Records that describe figures:
--- START ---

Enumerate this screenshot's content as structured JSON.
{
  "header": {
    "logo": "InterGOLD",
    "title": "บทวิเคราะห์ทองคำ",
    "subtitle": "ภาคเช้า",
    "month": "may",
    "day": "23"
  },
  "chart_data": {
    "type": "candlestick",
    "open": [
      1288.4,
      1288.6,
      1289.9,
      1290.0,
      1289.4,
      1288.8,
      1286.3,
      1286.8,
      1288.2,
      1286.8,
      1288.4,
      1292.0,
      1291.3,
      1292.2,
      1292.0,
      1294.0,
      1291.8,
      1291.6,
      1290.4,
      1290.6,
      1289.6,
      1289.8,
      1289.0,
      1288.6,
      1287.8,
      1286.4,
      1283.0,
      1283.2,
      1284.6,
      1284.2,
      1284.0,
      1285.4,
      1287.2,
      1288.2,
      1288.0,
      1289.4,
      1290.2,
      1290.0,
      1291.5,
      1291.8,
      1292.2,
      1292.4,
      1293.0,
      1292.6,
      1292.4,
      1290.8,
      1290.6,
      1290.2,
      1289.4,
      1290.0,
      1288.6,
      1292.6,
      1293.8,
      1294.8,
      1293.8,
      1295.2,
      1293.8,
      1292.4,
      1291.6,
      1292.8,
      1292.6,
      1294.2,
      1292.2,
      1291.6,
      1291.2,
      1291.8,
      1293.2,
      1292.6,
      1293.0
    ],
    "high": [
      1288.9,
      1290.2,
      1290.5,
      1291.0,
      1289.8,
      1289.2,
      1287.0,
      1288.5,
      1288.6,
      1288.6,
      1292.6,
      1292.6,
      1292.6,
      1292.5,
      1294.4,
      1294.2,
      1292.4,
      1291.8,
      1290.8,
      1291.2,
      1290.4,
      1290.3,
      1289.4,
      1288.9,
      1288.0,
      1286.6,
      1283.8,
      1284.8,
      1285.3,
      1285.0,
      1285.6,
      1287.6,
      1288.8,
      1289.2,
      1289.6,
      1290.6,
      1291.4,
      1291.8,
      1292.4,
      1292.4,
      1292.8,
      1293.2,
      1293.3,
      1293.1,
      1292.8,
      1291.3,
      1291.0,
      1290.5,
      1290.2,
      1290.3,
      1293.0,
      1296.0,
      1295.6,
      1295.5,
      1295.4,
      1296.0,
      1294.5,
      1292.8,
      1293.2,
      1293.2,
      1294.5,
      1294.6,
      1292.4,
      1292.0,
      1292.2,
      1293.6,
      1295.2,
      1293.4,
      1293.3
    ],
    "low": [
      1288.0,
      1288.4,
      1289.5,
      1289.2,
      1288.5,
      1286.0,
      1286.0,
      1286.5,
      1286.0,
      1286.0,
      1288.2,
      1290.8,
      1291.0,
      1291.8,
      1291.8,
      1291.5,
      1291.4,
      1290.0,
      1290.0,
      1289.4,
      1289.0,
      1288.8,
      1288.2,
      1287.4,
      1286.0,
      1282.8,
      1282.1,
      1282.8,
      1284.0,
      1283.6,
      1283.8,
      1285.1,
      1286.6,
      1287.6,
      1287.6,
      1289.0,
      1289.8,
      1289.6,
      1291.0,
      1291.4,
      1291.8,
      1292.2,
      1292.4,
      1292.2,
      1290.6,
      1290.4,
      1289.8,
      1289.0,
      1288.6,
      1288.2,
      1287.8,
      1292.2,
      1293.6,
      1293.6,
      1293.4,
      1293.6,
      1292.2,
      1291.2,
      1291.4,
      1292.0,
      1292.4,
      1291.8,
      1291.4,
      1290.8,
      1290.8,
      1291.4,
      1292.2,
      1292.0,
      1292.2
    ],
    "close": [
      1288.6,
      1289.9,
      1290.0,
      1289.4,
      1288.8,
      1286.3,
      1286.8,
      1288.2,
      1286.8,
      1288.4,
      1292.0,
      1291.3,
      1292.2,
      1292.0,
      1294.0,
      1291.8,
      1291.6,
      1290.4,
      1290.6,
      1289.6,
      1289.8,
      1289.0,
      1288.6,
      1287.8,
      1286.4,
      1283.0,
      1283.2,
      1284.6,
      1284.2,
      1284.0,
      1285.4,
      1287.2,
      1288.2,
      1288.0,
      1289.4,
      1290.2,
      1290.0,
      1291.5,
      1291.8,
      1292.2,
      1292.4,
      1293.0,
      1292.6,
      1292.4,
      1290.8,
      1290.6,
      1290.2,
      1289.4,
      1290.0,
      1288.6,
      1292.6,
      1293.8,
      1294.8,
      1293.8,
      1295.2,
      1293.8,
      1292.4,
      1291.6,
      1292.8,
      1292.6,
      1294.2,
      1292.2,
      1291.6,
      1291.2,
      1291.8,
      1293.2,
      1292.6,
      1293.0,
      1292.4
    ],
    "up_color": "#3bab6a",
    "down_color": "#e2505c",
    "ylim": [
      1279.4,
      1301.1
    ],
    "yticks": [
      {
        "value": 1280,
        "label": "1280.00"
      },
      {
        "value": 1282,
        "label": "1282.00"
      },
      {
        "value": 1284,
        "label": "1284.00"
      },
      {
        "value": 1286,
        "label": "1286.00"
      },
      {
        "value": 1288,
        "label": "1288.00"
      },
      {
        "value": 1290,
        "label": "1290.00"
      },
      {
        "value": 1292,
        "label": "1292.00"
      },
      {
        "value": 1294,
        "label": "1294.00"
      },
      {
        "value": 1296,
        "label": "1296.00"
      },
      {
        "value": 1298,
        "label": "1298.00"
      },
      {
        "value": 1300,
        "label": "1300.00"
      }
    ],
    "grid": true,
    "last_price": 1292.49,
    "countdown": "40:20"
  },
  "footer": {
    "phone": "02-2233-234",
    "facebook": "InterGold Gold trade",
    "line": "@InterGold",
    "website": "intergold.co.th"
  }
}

--- END ---

→ **Short task**: Using the listing above, show each line holding the string "label".

→ **Answer to this problem**:
        "label": "1280.00"
        "label": "1282.00"
        "label": "1284.00"
        "label": "1286.00"
        "label": "1288.00"
        "label": "1290.00"
        "label": "1292.00"
        "label": "1294.00"
        "label": "1296.00"
        "label": "1298.00"
        "label": "1300.00"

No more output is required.